INFORMATION PROVIDED
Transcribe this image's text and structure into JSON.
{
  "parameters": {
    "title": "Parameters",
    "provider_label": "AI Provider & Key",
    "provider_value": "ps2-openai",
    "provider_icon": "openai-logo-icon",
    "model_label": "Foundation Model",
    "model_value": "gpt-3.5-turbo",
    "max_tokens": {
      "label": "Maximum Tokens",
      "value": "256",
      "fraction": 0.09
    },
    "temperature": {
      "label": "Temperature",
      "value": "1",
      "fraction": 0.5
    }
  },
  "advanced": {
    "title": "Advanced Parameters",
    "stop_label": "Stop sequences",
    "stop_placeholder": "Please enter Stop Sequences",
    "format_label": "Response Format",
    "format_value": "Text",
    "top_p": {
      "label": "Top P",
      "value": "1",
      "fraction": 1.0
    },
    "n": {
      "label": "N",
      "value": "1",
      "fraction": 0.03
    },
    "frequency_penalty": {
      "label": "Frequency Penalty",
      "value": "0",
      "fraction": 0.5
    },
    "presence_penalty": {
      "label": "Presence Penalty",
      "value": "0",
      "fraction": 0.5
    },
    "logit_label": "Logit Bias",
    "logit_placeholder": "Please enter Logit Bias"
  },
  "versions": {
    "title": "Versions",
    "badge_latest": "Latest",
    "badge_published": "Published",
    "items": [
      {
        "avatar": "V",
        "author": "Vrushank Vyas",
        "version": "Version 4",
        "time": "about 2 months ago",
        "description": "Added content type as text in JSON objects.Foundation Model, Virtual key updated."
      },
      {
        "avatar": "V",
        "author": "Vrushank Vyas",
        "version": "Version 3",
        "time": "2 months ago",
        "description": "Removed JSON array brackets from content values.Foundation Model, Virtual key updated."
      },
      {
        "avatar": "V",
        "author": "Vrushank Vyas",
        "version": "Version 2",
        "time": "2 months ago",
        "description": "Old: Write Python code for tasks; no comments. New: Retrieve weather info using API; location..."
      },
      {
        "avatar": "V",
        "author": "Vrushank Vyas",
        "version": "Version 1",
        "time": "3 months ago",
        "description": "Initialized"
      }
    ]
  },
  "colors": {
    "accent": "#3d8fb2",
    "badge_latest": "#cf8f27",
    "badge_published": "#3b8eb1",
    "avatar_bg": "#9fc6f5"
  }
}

STATED TASK
Set down every line of the listing above again, exactly as given.

TASK ANSWER
Transcribe this image's text and structure into JSON.
{
  "parameters": {
    "title": "Parameters",
    "provider_label": "AI Provider & Key",
    "provider_value": "ps2-openai",
    "provider_icon": "openai-logo-icon",
    "model_label": "Foundation Model",
    "model_value": "gpt-3.5-turbo",
    "max_tokens": {
      "label": "Maximum Tokens",
      "value": "256",
      "fraction": 0.09
    },
    "temperature": {
      "label": "Temperature",
      "value": "1",
      "fraction": 0.5
    }
  },
  "advanced": {
    "title": "Advanced Parameters",
    "stop_label": "Stop sequences",
    "stop_placeholder": "Please enter Stop Sequences",
    "format_label": "Response Format",
    "format_value": "Text",
    "top_p": {
      "label": "Top P",
      "value": "1",
      "fraction": 1.0
    },
    "n": {
      "label": "N",
      "value": "1",
      "fraction": 0.03
    },
    "frequency_penalty": {
      "label": "Frequency Penalty",
      "value": "0",
      "fraction": 0.5
    },
    "presence_penalty": {
      "label": "Presence Penalty",
      "value": "0",
      "fraction": 0.5
    },
    "logit_label": "Logit Bias",
    "logit_placeholder": "Please enter Logit Bias"
  },
  "versions": {
    "title": "Versions",
    "badge_latest": "Latest",
    "badge_published": "Published",
    "items": [
      {
        "avatar": "V",
        "author": "Vrushank Vyas",
        "version": "Version 4",
        "time": "about 2 months ago",
        "description": "Added content type as text in JSON objects.Foundation Model, Virtual key updated."
      },
      {
        "avatar": "V",
        "author": "Vrushank Vyas",
        "version": "Version 3",
        "time": "2 months ago",
        "description": "Removed JSON array brackets from content values.Foundation Model, Virtual key updated."
      },
      {
        "avatar": "V",
        "author": "Vrushank Vyas",
        "version": "Version 2",
        "time": "2 months ago",
        "description": "Old: Write Python code for tasks; no comments. New: Retrieve weather info using API; location..."
      },
      {
        "avatar": "V",
        "author": "Vrushank Vyas",
        "version": "Version 1",
        "time": "3 months ago",
        "description": "Initialized"
      }
    ]
  },
  "colors": {
    "accent": "#3d8fb2",
    "badge_latest": "#cf8f27",
    "badge_published": "#3b8eb1",
    "avatar_bg": "#9fc6f5"
  }
}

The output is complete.